* TASK PROMPT *
In the listing below, count the lines with "mmol" and report only the figure.

★ ★ ★ ★

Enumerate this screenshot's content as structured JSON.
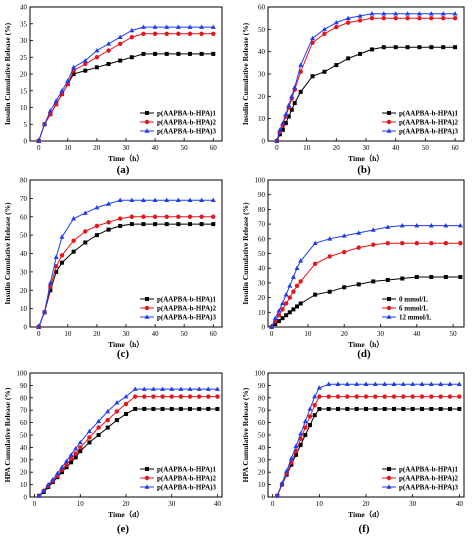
{
  "colors": {
    "series1": "#000000",
    "series2": "#e8141c",
    "series3": "#1f3df0"
  },
  "chart_data": [
    {
      "panel": "(a)",
      "type": "line",
      "xlabel": "Time（h）",
      "ylabel": "Insulin Cumulative Release (%)",
      "xlim": [
        -3,
        63
      ],
      "ylim": [
        0,
        40
      ],
      "xticks": [
        0,
        10,
        20,
        30,
        40,
        50,
        60
      ],
      "yticks": [
        0,
        5,
        10,
        15,
        20,
        25,
        30,
        35,
        40
      ],
      "legend_position": "bottom-right",
      "series": [
        {
          "name": "p(AAPBA-b-HPA)1",
          "marker": "square",
          "color": "#000000",
          "x": [
            0,
            2,
            4,
            6,
            8,
            10,
            12,
            16,
            20,
            24,
            28,
            32,
            36,
            40,
            44,
            48,
            52,
            56,
            60
          ],
          "y": [
            0,
            5,
            8,
            11,
            14,
            17,
            20,
            21,
            22,
            23,
            24,
            25,
            26,
            26,
            26,
            26,
            26,
            26,
            26
          ]
        },
        {
          "name": "p(AAPBA-b-HPA)2",
          "marker": "circle",
          "color": "#e8141c",
          "x": [
            0,
            2,
            4,
            6,
            8,
            10,
            12,
            16,
            20,
            24,
            28,
            32,
            36,
            40,
            44,
            48,
            52,
            56,
            60
          ],
          "y": [
            0,
            5,
            8,
            11,
            14,
            17,
            21,
            23,
            25,
            27,
            29,
            31,
            32,
            32,
            32,
            32,
            32,
            32,
            32
          ]
        },
        {
          "name": "p(AAPBA-b-HPA)3",
          "marker": "triangle",
          "color": "#1f3df0",
          "x": [
            0,
            2,
            4,
            6,
            8,
            10,
            12,
            16,
            20,
            24,
            28,
            32,
            36,
            40,
            44,
            48,
            52,
            56,
            60
          ],
          "y": [
            0,
            5,
            9,
            12,
            15,
            18,
            22,
            24,
            27,
            29,
            31,
            33,
            34,
            34,
            34,
            34,
            34,
            34,
            34
          ]
        }
      ]
    },
    {
      "panel": "(b)",
      "type": "line",
      "xlabel": "Time（h）",
      "ylabel": "Insulin Cumulative Release (%)",
      "xlim": [
        -3,
        63
      ],
      "ylim": [
        0,
        60
      ],
      "xticks": [
        0,
        10,
        20,
        30,
        40,
        50,
        60
      ],
      "yticks": [
        0,
        10,
        20,
        30,
        40,
        50,
        60
      ],
      "legend_position": "bottom-right",
      "series": [
        {
          "name": "p(AAPBA-b-HPA)1",
          "marker": "square",
          "color": "#000000",
          "x": [
            0,
            1,
            2,
            3,
            4,
            5,
            6,
            8,
            12,
            16,
            20,
            24,
            28,
            32,
            36,
            40,
            44,
            48,
            52,
            56,
            60
          ],
          "y": [
            0,
            3,
            5,
            8,
            11,
            14,
            17,
            22,
            29,
            31,
            34,
            37,
            39,
            41,
            42,
            42,
            42,
            42,
            42,
            42,
            42
          ]
        },
        {
          "name": "p(AAPBA-b-HPA)2",
          "marker": "circle",
          "color": "#e8141c",
          "x": [
            0,
            1,
            2,
            3,
            4,
            5,
            6,
            8,
            12,
            16,
            20,
            24,
            28,
            32,
            36,
            40,
            44,
            48,
            52,
            56,
            60
          ],
          "y": [
            0,
            4,
            7,
            11,
            15,
            19,
            23,
            31,
            44,
            48,
            51,
            53,
            54,
            55,
            55,
            55,
            55,
            55,
            55,
            55,
            55
          ]
        },
        {
          "name": "p(AAPBA-b-HPA)3",
          "marker": "triangle",
          "color": "#1f3df0",
          "x": [
            0,
            1,
            2,
            3,
            4,
            5,
            6,
            8,
            12,
            16,
            20,
            24,
            28,
            32,
            36,
            40,
            44,
            48,
            52,
            56,
            60
          ],
          "y": [
            0,
            5,
            8,
            12,
            16,
            20,
            24,
            34,
            46,
            50,
            53,
            55,
            56,
            57,
            57,
            57,
            57,
            57,
            57,
            57,
            57
          ]
        }
      ]
    },
    {
      "panel": "(c)",
      "type": "line",
      "xlabel": "Time（h）",
      "ylabel": "Insulin Cumulative Release (%)",
      "xlim": [
        -3,
        63
      ],
      "ylim": [
        0,
        80
      ],
      "xticks": [
        0,
        10,
        20,
        30,
        40,
        50,
        60
      ],
      "yticks": [
        0,
        10,
        20,
        30,
        40,
        50,
        60,
        70,
        80
      ],
      "legend_position": "bottom-right",
      "series": [
        {
          "name": "p(AAPBA-b-HPA)1",
          "marker": "square",
          "color": "#000000",
          "x": [
            0,
            2,
            4,
            6,
            8,
            12,
            16,
            20,
            24,
            28,
            32,
            36,
            40,
            44,
            48,
            52,
            56,
            60
          ],
          "y": [
            0,
            8,
            20,
            30,
            35,
            41,
            46,
            50,
            53,
            55,
            56,
            56,
            56,
            56,
            56,
            56,
            56,
            56
          ]
        },
        {
          "name": "p(AAPBA-b-HPA)2",
          "marker": "circle",
          "color": "#e8141c",
          "x": [
            0,
            2,
            4,
            6,
            8,
            12,
            16,
            20,
            24,
            28,
            32,
            36,
            40,
            44,
            48,
            52,
            56,
            60
          ],
          "y": [
            0,
            8,
            22,
            33,
            39,
            47,
            52,
            55,
            57,
            59,
            60,
            60,
            60,
            60,
            60,
            60,
            60,
            60
          ]
        },
        {
          "name": "p(AAPBA-b-HPA)3",
          "marker": "triangle",
          "color": "#1f3df0",
          "x": [
            0,
            2,
            4,
            6,
            8,
            12,
            16,
            20,
            24,
            28,
            32,
            36,
            40,
            44,
            48,
            52,
            56,
            60
          ],
          "y": [
            0,
            8,
            24,
            38,
            49,
            59,
            62,
            65,
            67,
            69,
            69,
            69,
            69,
            69,
            69,
            69,
            69,
            69
          ]
        }
      ]
    },
    {
      "panel": "(d)",
      "type": "line",
      "xlabel": "Time（h）",
      "ylabel": "Insulin Cumulative Release (%)",
      "xlim": [
        -1,
        53
      ],
      "ylim": [
        0,
        100
      ],
      "xticks": [
        0,
        10,
        20,
        30,
        40,
        50
      ],
      "yticks": [
        0,
        10,
        20,
        30,
        40,
        50,
        60,
        70,
        80,
        90,
        100
      ],
      "legend_position": "bottom-right",
      "series": [
        {
          "name": "0 mmol/L",
          "marker": "square",
          "color": "#000000",
          "x": [
            0,
            1,
            2,
            3,
            4,
            5,
            6,
            7,
            8,
            12,
            16,
            20,
            24,
            28,
            32,
            36,
            40,
            44,
            48,
            52
          ],
          "y": [
            0,
            2,
            4,
            6,
            8,
            10,
            12,
            14,
            16,
            22,
            24,
            27,
            29,
            31,
            32,
            33,
            34,
            34,
            34,
            34
          ]
        },
        {
          "name": "6 mmol/L",
          "marker": "circle",
          "color": "#e8141c",
          "x": [
            0,
            1,
            2,
            3,
            4,
            5,
            6,
            7,
            8,
            12,
            16,
            20,
            24,
            28,
            32,
            36,
            40,
            44,
            48,
            52
          ],
          "y": [
            0,
            4,
            8,
            12,
            16,
            20,
            24,
            28,
            31,
            43,
            48,
            51,
            54,
            56,
            57,
            57,
            57,
            57,
            57,
            57
          ]
        },
        {
          "name": "12 mmol/L",
          "marker": "triangle",
          "color": "#1f3df0",
          "x": [
            0,
            1,
            2,
            3,
            4,
            5,
            6,
            7,
            8,
            12,
            16,
            20,
            24,
            28,
            32,
            36,
            40,
            44,
            48,
            52
          ],
          "y": [
            0,
            6,
            11,
            16,
            22,
            28,
            34,
            40,
            45,
            57,
            60,
            62,
            64,
            66,
            68,
            69,
            69,
            69,
            69,
            69
          ]
        }
      ]
    },
    {
      "panel": "(e)",
      "type": "line",
      "xlabel": "Time（d）",
      "ylabel": "HPA Cumulative Release (%)",
      "xlim": [
        -1,
        41
      ],
      "ylim": [
        0,
        100
      ],
      "xticks": [
        0,
        10,
        20,
        30,
        40
      ],
      "yticks": [
        0,
        10,
        20,
        30,
        40,
        50,
        60,
        70,
        80,
        90,
        100
      ],
      "legend_position": "bottom-right",
      "series": [
        {
          "name": "p(AAPBA-b-HPA)1",
          "marker": "square",
          "color": "#000000",
          "x": [
            1,
            2,
            3,
            4,
            5,
            6,
            7,
            8,
            9,
            10,
            12,
            14,
            16,
            18,
            20,
            22,
            24,
            26,
            28,
            30,
            32,
            34,
            36,
            38,
            40
          ],
          "y": [
            1,
            4,
            8,
            12,
            16,
            20,
            24,
            28,
            32,
            37,
            44,
            50,
            56,
            62,
            67,
            71,
            71,
            71,
            71,
            71,
            71,
            71,
            71,
            71,
            71
          ]
        },
        {
          "name": "p(AAPBA-b-HPA)2",
          "marker": "circle",
          "color": "#e8141c",
          "x": [
            1,
            2,
            3,
            4,
            5,
            6,
            7,
            8,
            9,
            10,
            12,
            14,
            16,
            18,
            20,
            22,
            24,
            26,
            28,
            30,
            32,
            34,
            36,
            38,
            40
          ],
          "y": [
            1,
            5,
            9,
            13,
            17,
            22,
            26,
            31,
            35,
            40,
            48,
            56,
            62,
            69,
            75,
            81,
            81,
            81,
            81,
            81,
            81,
            81,
            81,
            81,
            81
          ]
        },
        {
          "name": "p(AAPBA-b-HPA)3",
          "marker": "triangle",
          "color": "#1f3df0",
          "x": [
            1,
            2,
            3,
            4,
            5,
            6,
            7,
            8,
            9,
            10,
            12,
            14,
            16,
            18,
            20,
            22,
            24,
            26,
            28,
            30,
            32,
            34,
            36,
            38,
            40
          ],
          "y": [
            1,
            5,
            10,
            14,
            19,
            24,
            29,
            34,
            39,
            44,
            53,
            61,
            69,
            76,
            81,
            87,
            87,
            87,
            87,
            87,
            87,
            87,
            87,
            87,
            87
          ]
        }
      ]
    },
    {
      "panel": "(f)",
      "type": "line",
      "xlabel": "Time（d）",
      "ylabel": "HPA Cumulative Release (%)",
      "xlim": [
        -1,
        41
      ],
      "ylim": [
        0,
        100
      ],
      "xticks": [
        0,
        10,
        20,
        30,
        40
      ],
      "yticks": [
        0,
        10,
        20,
        30,
        40,
        50,
        60,
        70,
        80,
        90,
        100
      ],
      "legend_position": "bottom-right",
      "series": [
        {
          "name": "p(AAPBA-b-HPA)1",
          "marker": "square",
          "color": "#000000",
          "x": [
            1,
            2,
            3,
            4,
            5,
            6,
            7,
            8,
            9,
            10,
            12,
            14,
            16,
            18,
            20,
            22,
            24,
            26,
            28,
            30,
            32,
            34,
            36,
            38,
            40
          ],
          "y": [
            1,
            10,
            18,
            26,
            34,
            42,
            50,
            58,
            66,
            71,
            71,
            71,
            71,
            71,
            71,
            71,
            71,
            71,
            71,
            71,
            71,
            71,
            71,
            71,
            71
          ]
        },
        {
          "name": "p(AAPBA-b-HPA)2",
          "marker": "circle",
          "color": "#e8141c",
          "x": [
            1,
            2,
            3,
            4,
            5,
            6,
            7,
            8,
            9,
            10,
            12,
            14,
            16,
            18,
            20,
            22,
            24,
            26,
            28,
            30,
            32,
            34,
            36,
            38,
            40
          ],
          "y": [
            1,
            10,
            19,
            28,
            37,
            47,
            56,
            65,
            74,
            81,
            81,
            81,
            81,
            81,
            81,
            81,
            81,
            81,
            81,
            81,
            81,
            81,
            81,
            81,
            81
          ]
        },
        {
          "name": "p(AAPBA-b-HPA)3",
          "marker": "triangle",
          "color": "#1f3df0",
          "x": [
            1,
            2,
            3,
            4,
            5,
            6,
            7,
            8,
            9,
            10,
            12,
            14,
            16,
            18,
            20,
            22,
            24,
            26,
            28,
            30,
            32,
            34,
            36,
            38,
            40
          ],
          "y": [
            1,
            11,
            21,
            31,
            41,
            51,
            61,
            71,
            81,
            88,
            91,
            91,
            91,
            91,
            91,
            91,
            91,
            91,
            91,
            91,
            91,
            91,
            91,
            91,
            91
          ]
        }
      ]
    }
  ]
}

★ ★ ★ ★

* FINISHED EXERCISE *
3